**Your instructions:** Reproduce the listing exactly, with no pictures in your copy.

● ● ● ● ●

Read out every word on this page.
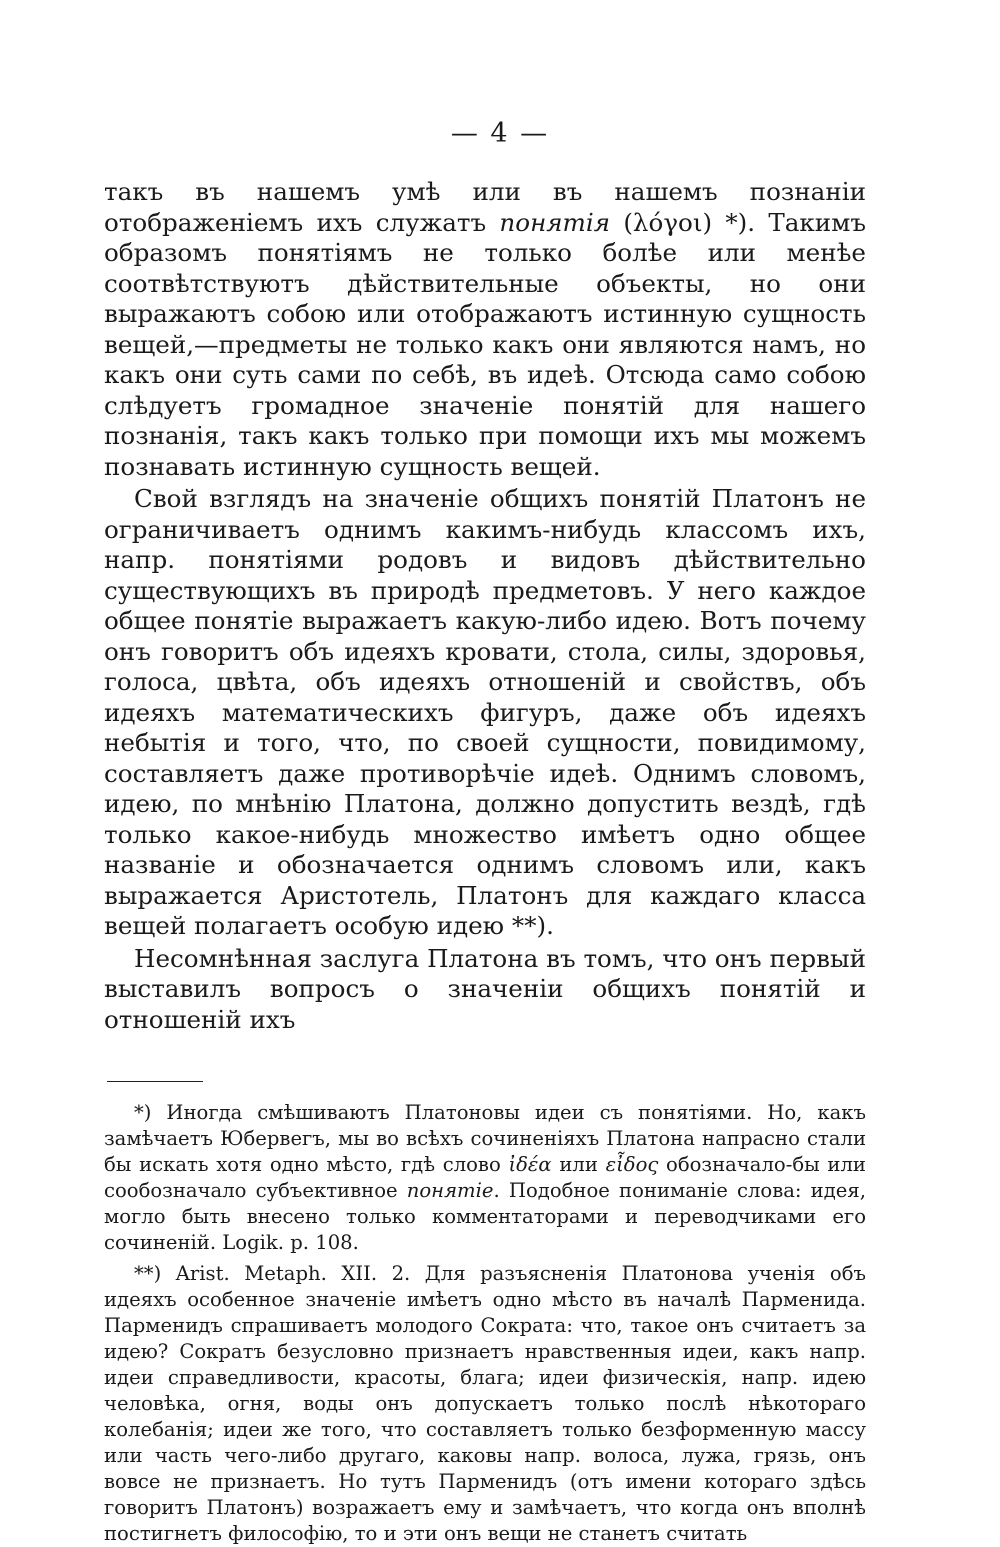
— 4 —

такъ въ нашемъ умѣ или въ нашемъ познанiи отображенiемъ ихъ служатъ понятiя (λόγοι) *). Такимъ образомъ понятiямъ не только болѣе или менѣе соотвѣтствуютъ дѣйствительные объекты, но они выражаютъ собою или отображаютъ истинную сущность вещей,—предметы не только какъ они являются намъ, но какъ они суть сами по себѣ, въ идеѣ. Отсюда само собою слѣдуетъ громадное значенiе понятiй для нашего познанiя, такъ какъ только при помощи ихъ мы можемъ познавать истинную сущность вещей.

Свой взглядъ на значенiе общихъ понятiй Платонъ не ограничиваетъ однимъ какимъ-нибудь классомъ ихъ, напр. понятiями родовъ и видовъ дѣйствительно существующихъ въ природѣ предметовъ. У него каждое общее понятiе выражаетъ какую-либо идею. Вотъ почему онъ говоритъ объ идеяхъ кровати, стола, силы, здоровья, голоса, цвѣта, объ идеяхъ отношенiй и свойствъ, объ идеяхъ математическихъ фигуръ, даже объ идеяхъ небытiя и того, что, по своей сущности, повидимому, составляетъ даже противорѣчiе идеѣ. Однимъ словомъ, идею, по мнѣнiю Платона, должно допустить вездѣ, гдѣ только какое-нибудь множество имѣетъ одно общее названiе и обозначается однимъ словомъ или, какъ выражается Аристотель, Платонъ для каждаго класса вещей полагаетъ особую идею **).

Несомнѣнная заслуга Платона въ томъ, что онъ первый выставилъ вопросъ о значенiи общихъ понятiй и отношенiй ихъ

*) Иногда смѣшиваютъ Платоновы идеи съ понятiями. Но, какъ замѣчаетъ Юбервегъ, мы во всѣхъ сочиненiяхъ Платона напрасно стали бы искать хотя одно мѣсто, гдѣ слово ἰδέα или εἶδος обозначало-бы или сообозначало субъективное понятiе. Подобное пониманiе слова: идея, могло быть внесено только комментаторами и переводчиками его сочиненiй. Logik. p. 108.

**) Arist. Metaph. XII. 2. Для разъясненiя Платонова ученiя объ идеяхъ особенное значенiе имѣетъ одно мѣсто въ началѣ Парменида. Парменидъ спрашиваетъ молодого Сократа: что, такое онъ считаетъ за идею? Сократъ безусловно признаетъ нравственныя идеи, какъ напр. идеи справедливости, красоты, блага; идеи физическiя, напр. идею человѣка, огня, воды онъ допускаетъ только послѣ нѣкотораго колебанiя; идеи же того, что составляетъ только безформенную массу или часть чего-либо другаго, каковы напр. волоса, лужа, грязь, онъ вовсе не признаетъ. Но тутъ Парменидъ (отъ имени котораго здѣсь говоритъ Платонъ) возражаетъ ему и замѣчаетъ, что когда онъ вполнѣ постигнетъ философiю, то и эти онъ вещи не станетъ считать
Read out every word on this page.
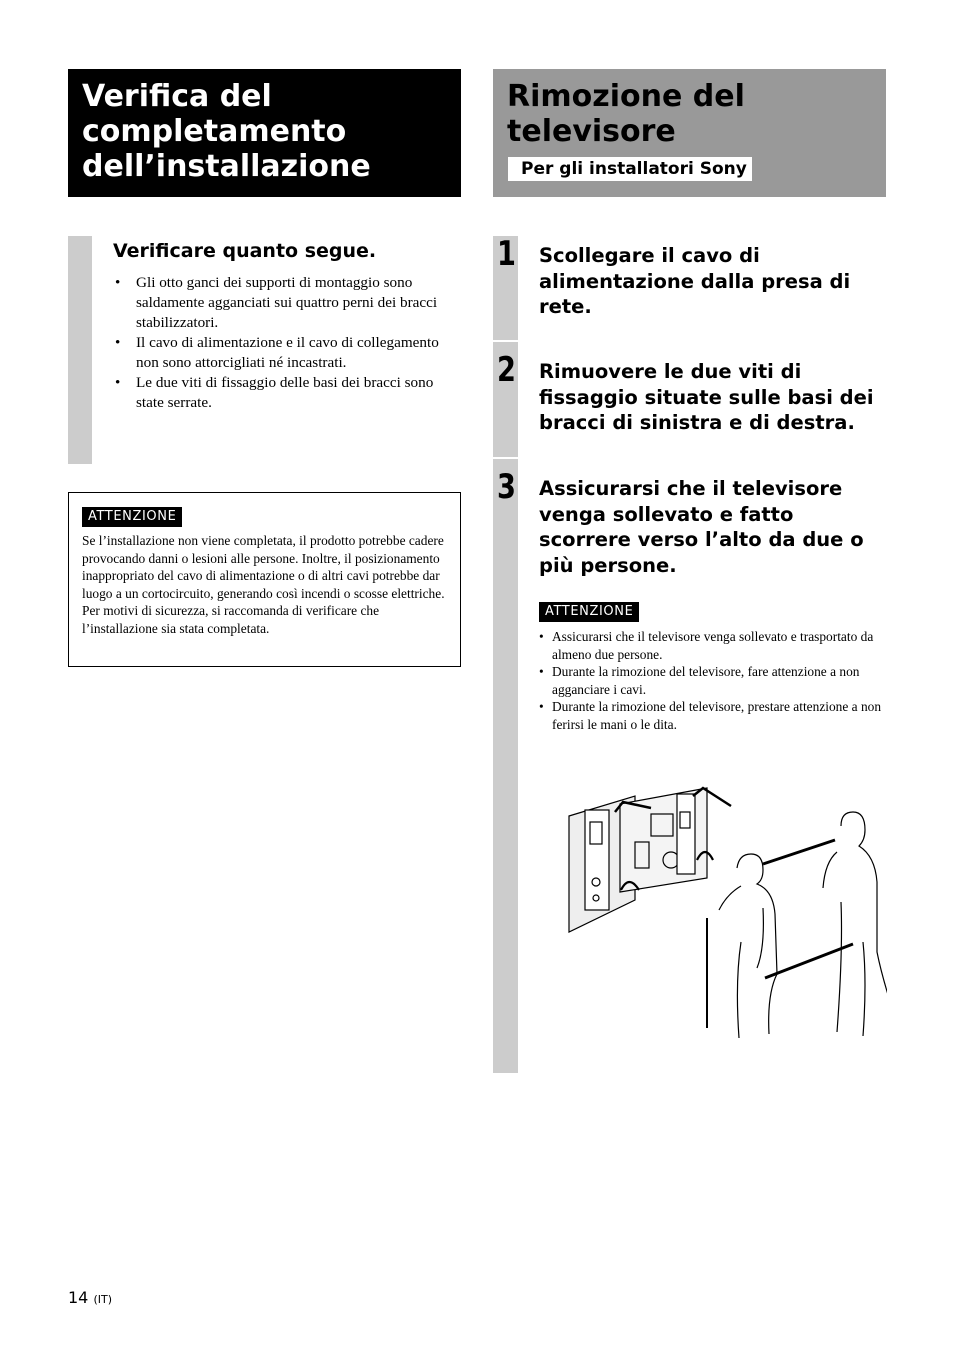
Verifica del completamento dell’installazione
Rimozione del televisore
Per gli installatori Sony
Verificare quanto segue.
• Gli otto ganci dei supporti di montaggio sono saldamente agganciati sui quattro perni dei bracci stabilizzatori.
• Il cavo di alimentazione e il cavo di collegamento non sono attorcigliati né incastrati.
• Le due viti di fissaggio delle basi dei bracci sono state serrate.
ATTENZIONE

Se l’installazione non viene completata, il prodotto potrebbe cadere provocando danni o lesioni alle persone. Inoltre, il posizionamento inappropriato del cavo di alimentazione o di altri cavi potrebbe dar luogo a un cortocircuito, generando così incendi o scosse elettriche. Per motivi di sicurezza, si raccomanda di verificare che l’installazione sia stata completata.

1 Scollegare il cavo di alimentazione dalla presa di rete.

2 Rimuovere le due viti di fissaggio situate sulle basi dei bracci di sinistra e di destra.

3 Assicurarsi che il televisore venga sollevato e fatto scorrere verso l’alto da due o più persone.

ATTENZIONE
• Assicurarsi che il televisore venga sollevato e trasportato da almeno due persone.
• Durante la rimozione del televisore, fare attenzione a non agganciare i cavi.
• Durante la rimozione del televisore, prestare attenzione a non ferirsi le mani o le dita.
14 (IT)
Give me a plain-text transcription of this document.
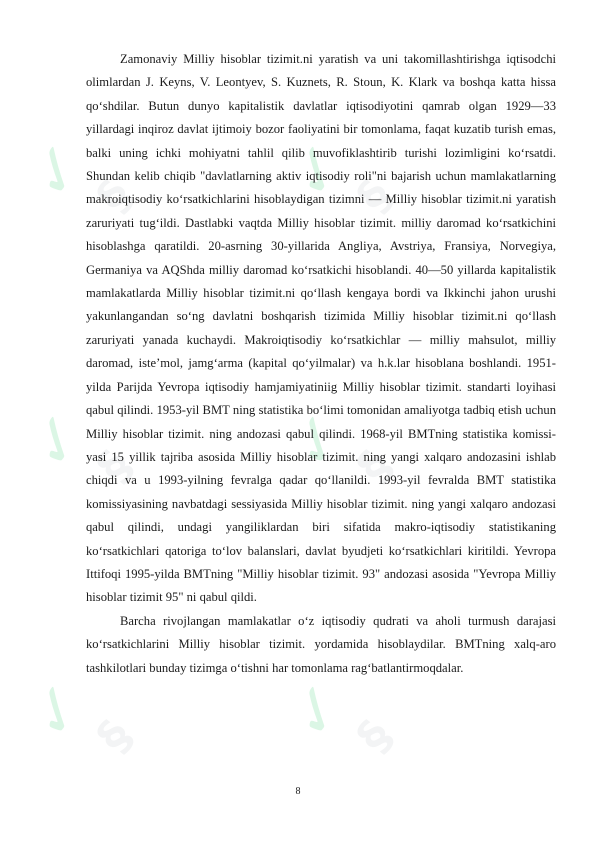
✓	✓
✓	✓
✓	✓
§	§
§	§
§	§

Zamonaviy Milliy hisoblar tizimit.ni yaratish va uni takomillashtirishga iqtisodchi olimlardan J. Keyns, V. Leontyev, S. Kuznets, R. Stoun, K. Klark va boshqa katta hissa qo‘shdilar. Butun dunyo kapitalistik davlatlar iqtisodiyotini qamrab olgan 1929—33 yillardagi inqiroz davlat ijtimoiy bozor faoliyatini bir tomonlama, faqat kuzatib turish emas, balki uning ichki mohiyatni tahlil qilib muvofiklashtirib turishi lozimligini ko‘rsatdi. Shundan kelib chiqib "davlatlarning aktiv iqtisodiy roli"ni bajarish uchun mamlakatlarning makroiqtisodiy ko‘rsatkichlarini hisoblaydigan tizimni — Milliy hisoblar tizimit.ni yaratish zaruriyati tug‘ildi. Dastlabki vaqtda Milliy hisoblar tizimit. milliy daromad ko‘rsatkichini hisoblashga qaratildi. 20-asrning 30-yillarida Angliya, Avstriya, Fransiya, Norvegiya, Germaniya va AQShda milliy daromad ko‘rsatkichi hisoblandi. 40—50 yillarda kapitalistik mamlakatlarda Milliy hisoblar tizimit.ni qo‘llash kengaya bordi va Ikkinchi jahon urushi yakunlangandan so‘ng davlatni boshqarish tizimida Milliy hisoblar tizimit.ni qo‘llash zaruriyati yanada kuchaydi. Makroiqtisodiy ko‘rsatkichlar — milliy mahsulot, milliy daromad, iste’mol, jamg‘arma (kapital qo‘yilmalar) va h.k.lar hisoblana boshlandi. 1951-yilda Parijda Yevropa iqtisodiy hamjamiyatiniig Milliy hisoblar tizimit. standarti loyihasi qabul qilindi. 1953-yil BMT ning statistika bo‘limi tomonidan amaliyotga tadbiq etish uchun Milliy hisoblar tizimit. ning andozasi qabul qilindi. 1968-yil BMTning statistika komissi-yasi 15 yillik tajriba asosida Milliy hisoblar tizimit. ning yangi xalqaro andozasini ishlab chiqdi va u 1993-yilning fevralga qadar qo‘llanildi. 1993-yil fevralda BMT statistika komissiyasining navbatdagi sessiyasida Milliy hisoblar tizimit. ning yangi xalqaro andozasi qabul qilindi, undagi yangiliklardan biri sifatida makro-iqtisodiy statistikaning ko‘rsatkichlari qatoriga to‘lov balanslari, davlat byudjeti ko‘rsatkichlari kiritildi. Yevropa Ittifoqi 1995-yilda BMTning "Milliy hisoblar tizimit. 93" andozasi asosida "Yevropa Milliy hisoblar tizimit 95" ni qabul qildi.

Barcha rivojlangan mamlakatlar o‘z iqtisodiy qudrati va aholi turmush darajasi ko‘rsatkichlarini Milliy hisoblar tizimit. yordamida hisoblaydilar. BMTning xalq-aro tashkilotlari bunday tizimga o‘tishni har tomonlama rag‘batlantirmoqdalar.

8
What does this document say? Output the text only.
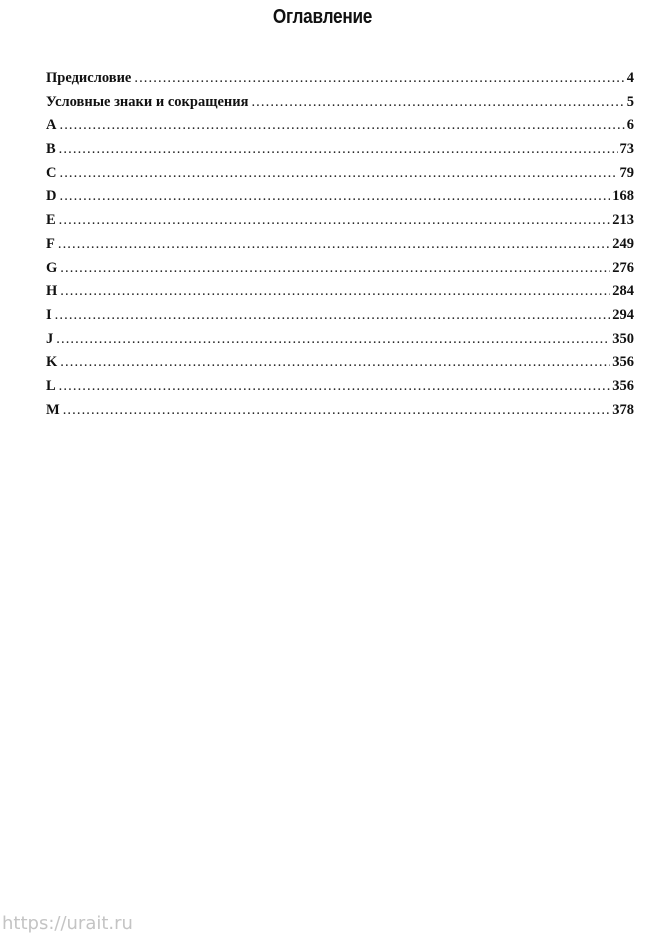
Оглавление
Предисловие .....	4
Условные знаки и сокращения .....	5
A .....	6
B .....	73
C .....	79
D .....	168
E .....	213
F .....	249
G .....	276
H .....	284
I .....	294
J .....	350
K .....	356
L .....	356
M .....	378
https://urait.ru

● ● ● ● ●

**Final answer:**
Read out every word on this page.
— 4 —

такъ въ нашемъ умѣ или въ нашемъ познанiи отображенiемъ ихъ служатъ понятiя (λόγοι) *). Такимъ образомъ понятiямъ не только болѣе или менѣе соотвѣтствуютъ дѣйствительные объекты, но они выражаютъ собою или отображаютъ истинную сущность вещей,—предметы не только какъ они являются намъ, но какъ они суть сами по себѣ, въ идеѣ. Отсюда само собою слѣдуетъ громадное значенiе понятiй для нашего познанiя, такъ какъ только при помощи ихъ мы можемъ познавать истинную сущность вещей.

Свой взглядъ на значенiе общихъ понятiй Платонъ не ограничиваетъ однимъ какимъ-нибудь классомъ ихъ, напр. понятiями родовъ и видовъ дѣйствительно существующихъ въ природѣ предметовъ. У него каждое общее понятiе выражаетъ какую-либо идею. Вотъ почему онъ говоритъ объ идеяхъ кровати, стола, силы, здоровья, голоса, цвѣта, объ идеяхъ отношенiй и свойствъ, объ идеяхъ математическихъ фигуръ, даже объ идеяхъ небытiя и того, что, по своей сущности, повидимому, составляетъ даже противорѣчiе идеѣ. Однимъ словомъ, идею, по мнѣнiю Платона, должно допустить вездѣ, гдѣ только какое-нибудь множество имѣетъ одно общее названiе и обозначается однимъ словомъ или, какъ выражается Аристотель, Платонъ для каждаго класса вещей полагаетъ особую идею **).

Несомнѣнная заслуга Платона въ томъ, что онъ первый выставилъ вопросъ о значенiи общихъ понятiй и отношенiй ихъ

*) Иногда смѣшиваютъ Платоновы идеи съ понятiями. Но, какъ замѣчаетъ Юбервегъ, мы во всѣхъ сочиненiяхъ Платона напрасно стали бы искать хотя одно мѣсто, гдѣ слово ἰδέα или εἶδος обозначало-бы или сообозначало субъективное понятiе. Подобное пониманiе слова: идея, могло быть внесено только комментаторами и переводчиками его сочиненiй. Logik. p. 108.

**) Arist. Metaph. XII. 2. Для разъясненiя Платонова ученiя объ идеяхъ особенное значенiе имѣетъ одно мѣсто въ началѣ Парменида. Парменидъ спрашиваетъ молодого Сократа: что, такое онъ считаетъ за идею? Сократъ безусловно признаетъ нравственныя идеи, какъ напр. идеи справедливости, красоты, блага; идеи физическiя, напр. идею человѣка, огня, воды онъ допускаетъ только послѣ нѣкотораго колебанiя; идеи же того, что составляетъ только безформенную массу или часть чего-либо другаго, каковы напр. волоса, лужа, грязь, онъ вовсе не признаетъ. Но тутъ Парменидъ (отъ имени котораго здѣсь говоритъ Платонъ) возражаетъ ему и замѣчаетъ, что когда онъ вполнѣ постигнетъ философiю, то и эти онъ вещи не станетъ считать
Read out every word on this page.
Verifica del completamento dell’installazione
Rimozione del televisore
Per gli installatori Sony
Verificare quanto segue.
• Gli otto ganci dei supporti di montaggio sono saldamente agganciati sui quattro perni dei bracci stabilizzatori.
• Il cavo di alimentazione e il cavo di collegamento non sono attorcigliati né incastrati.
• Le due viti di fissaggio delle basi dei bracci sono state serrate.
ATTENZIONE

Se l’installazione non viene completata, il prodotto potrebbe cadere provocando danni o lesioni alle persone. Inoltre, il posizionamento inappropriato del cavo di alimentazione o di altri cavi potrebbe dar luogo a un cortocircuito, generando così incendi o scosse elettriche. Per motivi di sicurezza, si raccomanda di verificare che l’installazione sia stata completata.

1 Scollegare il cavo di alimentazione dalla presa di rete.

2 Rimuovere le due viti di fissaggio situate sulle basi dei bracci di sinistra e di destra.

3 Assicurarsi che il televisore venga sollevato e fatto scorrere verso l’alto da due o più persone.

ATTENZIONE
• Assicurarsi che il televisore venga sollevato e trasportato da almeno due persone.
• Durante la rimozione del televisore, fare attenzione a non agganciare i cavi.
• Durante la rimozione del televisore, prestare attenzione a non ferirsi le mani o le dita.
14 (IT)
Give me a plain-text transcription of this document.
✓	✓
✓	✓
✓	✓
§	§
§	§
§	§

Zamonaviy Milliy hisoblar tizimit.ni yaratish va uni takomillashtirishga iqtisodchi olimlardan J. Keyns, V. Leontyev, S. Kuznets, R. Stoun, K. Klark va boshqa katta hissa qo‘shdilar. Butun dunyo kapitalistik davlatlar iqtisodiyotini qamrab olgan 1929—33 yillardagi inqiroz davlat ijtimoiy bozor faoliyatini bir tomonlama, faqat kuzatib turish emas, balki uning ichki mohiyatni tahlil qilib muvofiklashtirib turishi lozimligini ko‘rsatdi. Shundan kelib chiqib "davlatlarning aktiv iqtisodiy roli"ni bajarish uchun mamlakatlarning makroiqtisodiy ko‘rsatkichlarini hisoblaydigan tizimni — Milliy hisoblar tizimit.ni yaratish zaruriyati tug‘ildi. Dastlabki vaqtda Milliy hisoblar tizimit. milliy daromad ko‘rsatkichini hisoblashga qaratildi. 20-asrning 30-yillarida Angliya, Avstriya, Fransiya, Norvegiya, Germaniya va AQShda milliy daromad ko‘rsatkichi hisoblandi. 40—50 yillarda kapitalistik mamlakatlarda Milliy hisoblar tizimit.ni qo‘llash kengaya bordi va Ikkinchi jahon urushi yakunlangandan so‘ng davlatni boshqarish tizimida Milliy hisoblar tizimit.ni qo‘llash zaruriyati yanada kuchaydi. Makroiqtisodiy ko‘rsatkichlar — milliy mahsulot, milliy daromad, iste’mol, jamg‘arma (kapital qo‘yilmalar) va h.k.lar hisoblana boshlandi. 1951-yilda Parijda Yevropa iqtisodiy hamjamiyatiniig Milliy hisoblar tizimit. standarti loyihasi qabul qilindi. 1953-yil BMT ning statistika bo‘limi tomonidan amaliyotga tadbiq etish uchun Milliy hisoblar tizimit. ning andozasi qabul qilindi. 1968-yil BMTning statistika komissi-yasi 15 yillik tajriba asosida Milliy hisoblar tizimit. ning yangi xalqaro andozasini ishlab chiqdi va u 1993-yilning fevralga qadar qo‘llanildi. 1993-yil fevralda BMT statistika komissiyasining navbatdagi sessiyasida Milliy hisoblar tizimit. ning yangi xalqaro andozasi qabul qilindi, undagi yangiliklardan biri sifatida makro-iqtisodiy statistikaning ko‘rsatkichlari qatoriga to‘lov balanslari, davlat byudjeti ko‘rsatkichlari kiritildi. Yevropa Ittifoqi 1995-yilda BMTning "Milliy hisoblar tizimit. 93" andozasi asosida "Yevropa Milliy hisoblar tizimit 95" ni qabul qildi.

Barcha rivojlangan mamlakatlar o‘z iqtisodiy qudrati va aholi turmush darajasi ko‘rsatkichlarini Milliy hisoblar tizimit. yordamida hisoblaydilar. BMTning xalq-aro tashkilotlari bunday tizimga o‘tishni har tomonlama rag‘batlantirmoqdalar.

8
What does this document say? Output the text only.
Оглавление
Предисловие .....	4
Условные знаки и сокращения .....	5
A .....	6
B .....	73
C .....	79
D .....	168
E .....	213
F .....	249
G .....	276
H .....	284
I .....	294
J .....	350
K .....	356
L .....	356
M .....	378
https://urait.ru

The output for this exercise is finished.